Recorded data
======

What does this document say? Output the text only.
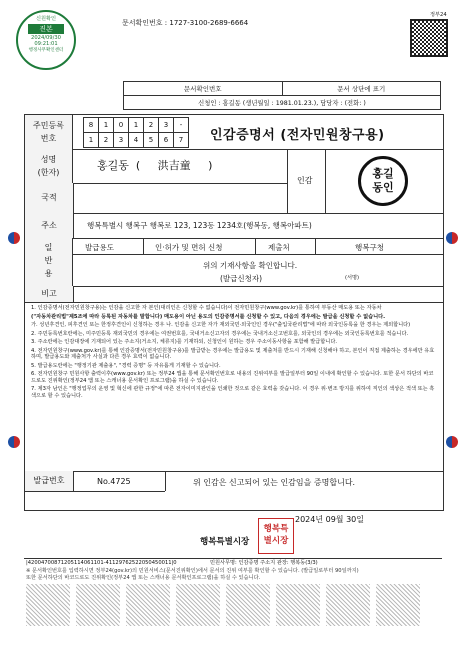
신원확인
진본
2024/09/30
09:21:01
행정사무확인센터
문서확인번호 : 1727-3100-2689-6664
정부24
문서확인번호	문서 상단에 표기
신청인 : 홍길동 (생년월일 : 1981.01.23.), 담당자 : (전화: )
주민등록
번호
8	1	0	1	2	3	-
1	2	3	4	5	6	7 인감증명서 (전자민원창구용)
성명
(한자)
홍길동  (     洪吉童     )
인감
홍길
동인
국적
주소	행복특별시 행복구 행복로 123, 123동 1234호(행복동, 행복아파트)
일
반
용
발급용도	인·허가 및 면허 신청	제출처	행복구청
위의 기재사항을 확인합니다.
(발급신청자)	(서명)
비고
1. 인감증명서(전자민원창구용)는 인감을 신고한 자 본인(대리인은 신청할 수 없습니다)이 전자민원창구(www.gov.kr)를 통하여 부동산 매도용 또는 자동차
("자동차관리법"제5조에 따라 등록된 자동차를 말합니다) 매도용이 아닌 용도의 인감증명서를 신청할 수 있고, 다음의 경우에는 발급을 신청할 수 없습니다.
가. 성년후견인, 피후견인 또는 한정후견인이 신청하는 경우 나. 인감을 신고한 자가 재외국민·외국인인 경우("출입국관리법"에 따라 외국인등록을 한 경우는 제외합니다)
2. 주민등록번호란에는, 미주민등록 재외국민의 경우에는 여권번호를, 국내거소신고자의 경우에는 국내거소신고번호를, 외국인의 경우에는 외국인등록번호를 적습니다.
3. 주소란에는 인감대장에 기재되어 있는 주소지(거소지, 체류지)를 기재하되, 신청인이 원하는 경우 주소이동사항을 포함해 발급합니다.
4. 전자민원창구(www.gov.kr)를 통해 인감증명서(전자민원창구용)를 발급받는 경우에는 발급용도 및 제출처를 반드시 기재해 신청해야 하고, 본인이 직접 제출하는 경우에만 유효하며, 발급용도와 제출처가 사실과 다른 경우 효력이 없습니다.
5. 발급용도란에는 "행정기관 제출용", "경력 증명" 등 자유롭게 기재할 수 있습니다.
6. 전자민원창구 민원사항 출력이후(www.gov.kr) 또는 정부24 앱을 통해 문서확인번호로 내용의 진위여부를 발급일부터 90일 이내에 확인할 수 있습니다. 또한 문서 하단의 바코드로도 진위확인(정부24 앱 또는 스캐너용 문서확인 프로그램)을 하실 수 있습니다.
7. 제3자 남인은 "행정업무의 운영 및 혁신에 관한 규정"에 따른 전자이미지관인을 인쇄한 것으로 같은 효력을 갖습니다. 이 경우 위·변조 방지를 위하여 직인의 색상은 적색 또는 흑색으로 할 수 있습니다.
발급번호	No.4725	위 인감은 신고되어 있는 인감임을 증명합니다.
2024년 09월 30일
행복특별시장
행복특
별시장
|42004700871205114061101-41129762522050450011|0	민원사무명: 인감증명 주소지 관장: 행복동(3/3)
※ 문서확인번호를 입력하시면 정부24(gov.kr)의 민원서비스(문서진위확인)에서 문서의 진위 여부를 확인할 수 있습니다. (발급일로부터 90일까지)
또한 문서하단의 바코드로도 진위확인(정부24 앱 또는 스캐너용 문서확인프로그램)을 하실 수 있습니다.
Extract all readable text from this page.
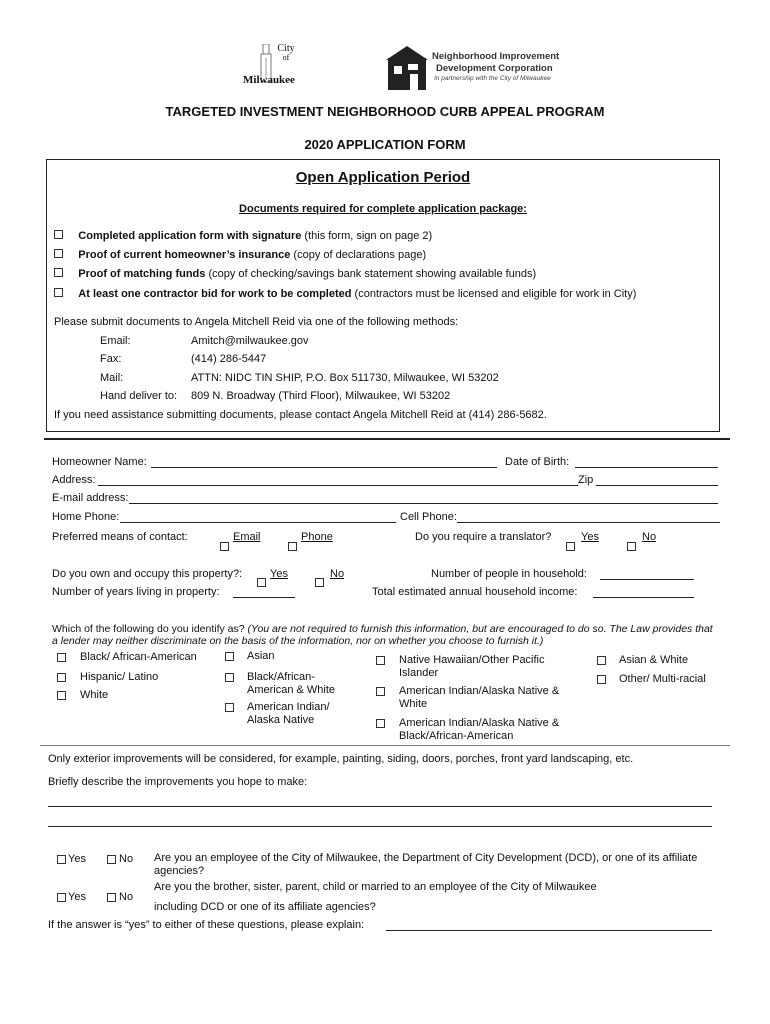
City
of
Milwaukee
Neighborhood Improvement
Development Corporation
In partnership with the City of Milwaukee
TARGETED INVESTMENT NEIGHBORHOOD CURB APPEAL PROGRAM
2020 APPLICATION FORM
Open Application Period
Documents required for complete application package:
Completed application form with signature (this form, sign on page 2)
Proof of current homeowner’s insurance (copy of declarations page)
Proof of matching funds (copy of checking/savings bank statement showing available funds)
At least one contractor bid for work to be completed (contractors must be licensed and eligible for work in City)
Please submit documents to Angela Mitchell Reid via one of the following methods:
Email:	Amitch@milwaukee.gov
Fax:	(414) 286-5447
Mail:	ATTN: NIDC TIN SHIP, P.O. Box 511730, Milwaukee, WI 53202
Hand deliver to: 809 N. Broadway (Third Floor), Milwaukee, WI 53202
If you need assistance submitting documents, please contact Angela Mitchell Reid at (414) 286-5682.
Homeowner Name:	Date of Birth:
Address:	Zip
E-mail address:
Home Phone:	Cell Phone:
Preferred means of contact:	Email	Phone	Do you require a translator?	Yes	No
Do you own and occupy this property?:	Yes	No	Number of people in household:
Number of years living in property:	Total estimated annual household income:
Which of the following do you identify as? (You are not required to furnish this information, but are encouraged to do so. The Law provides that a lender may neither discriminate on the basis of the information, nor on whether you choose to furnish it.)
Black/ African-American
Hispanic/ Latino
White
Asian
Black/African-American & White
American Indian/ Alaska Native
Native Hawaiian/Other Pacific Islander
American Indian/Alaska Native & White
American Indian/Alaska Native & Black/African-American
Asian & White
Other/ Multi-racial
Only exterior improvements will be considered, for example, painting, siding, doors, porches, front yard landscaping, etc.
Briefly describe the improvements you hope to make:
Yes	No Are you an employee of the City of Milwaukee, the Department of City Development (DCD), or one of its affiliate agencies?
Yes	No
Are you the brother, sister, parent, child or married to an employee of the City of Milwaukee
including DCD or one of its affiliate agencies?
If the answer is “yes” to either of these questions, please explain:
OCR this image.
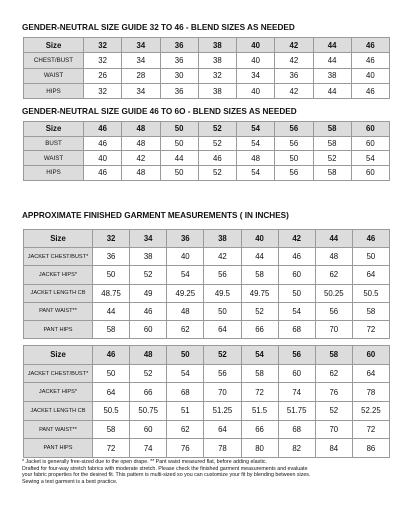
GENDER-NEUTRAL SIZE GUIDE 32 TO 46 - BLEND SIZES AS NEEDED
Size	32	34	36	38	40	42	44	46
CHEST/BUST	32	34	36	38	40	42	44	46
WAIST	26	28	30	32	34	36	38	40
HIPS	32	34	36	38	40	42	44	46
GENDER-NEUTRAL SIZE GUIDE 46 TO 6O - BLEND SIZES AS NEEDED
Size	46	48	50	52	54	56	58	60
BUST	46	48	50	52	54	56	58	60
WAIST	40	42	44	46	48	50	52	54
HIPS	46	48	50	52	54	56	58	60
APPROXIMATE FINISHED GARMENT MEASUREMENTS ( IN INCHES)
Size	32	34	36	38	40	42	44	46
JACKET CHEST/BUST*	36	38	40	42	44	46	48	50
JACKET HIPS*	50	52	54	56	58	60	62	64
JACKET LENGTH CB	48.75	49	49.25	49.5	49.75	50	50.25	50.5
PANT WAIST**	44	46	48	50	52	54	56	58
PANT HIPS	58	60	62	64	66	68	70	72
Size	46	48	50	52	54	56	58	60
JACKET CHEST/BUST*	50	52	54	56	58	60	62	64
JACKET HIPS*	64	66	68	70	72	74	76	78
JACKET LENGTH CB	50.5	50.75	51	51.25	51.5	51.75	52	52.25
PANT WAIST**	58	60	62	64	66	68	70	72
PANT HIPS	72	74	76	78	80	82	84	86
* Jacket is generally free-sized due to the open drape. ** Pant waist measured flat, before adding elastic.
Drafted for four-way stretch fabrics with moderate stretch. Please check the finished garment measurements and evaluate
your fabric properties for the desired fit. This pattern is multi-sized so you can customize your fit by blending between sizes.
Sewing a test garment is a best practice.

======

Return each line that includes "copy".

> _FINISHED TASK_
Proof of current homeowner’s insurance (copy of declarations page)
Proof of matching funds (copy of checking/savings bank statement showing available funds)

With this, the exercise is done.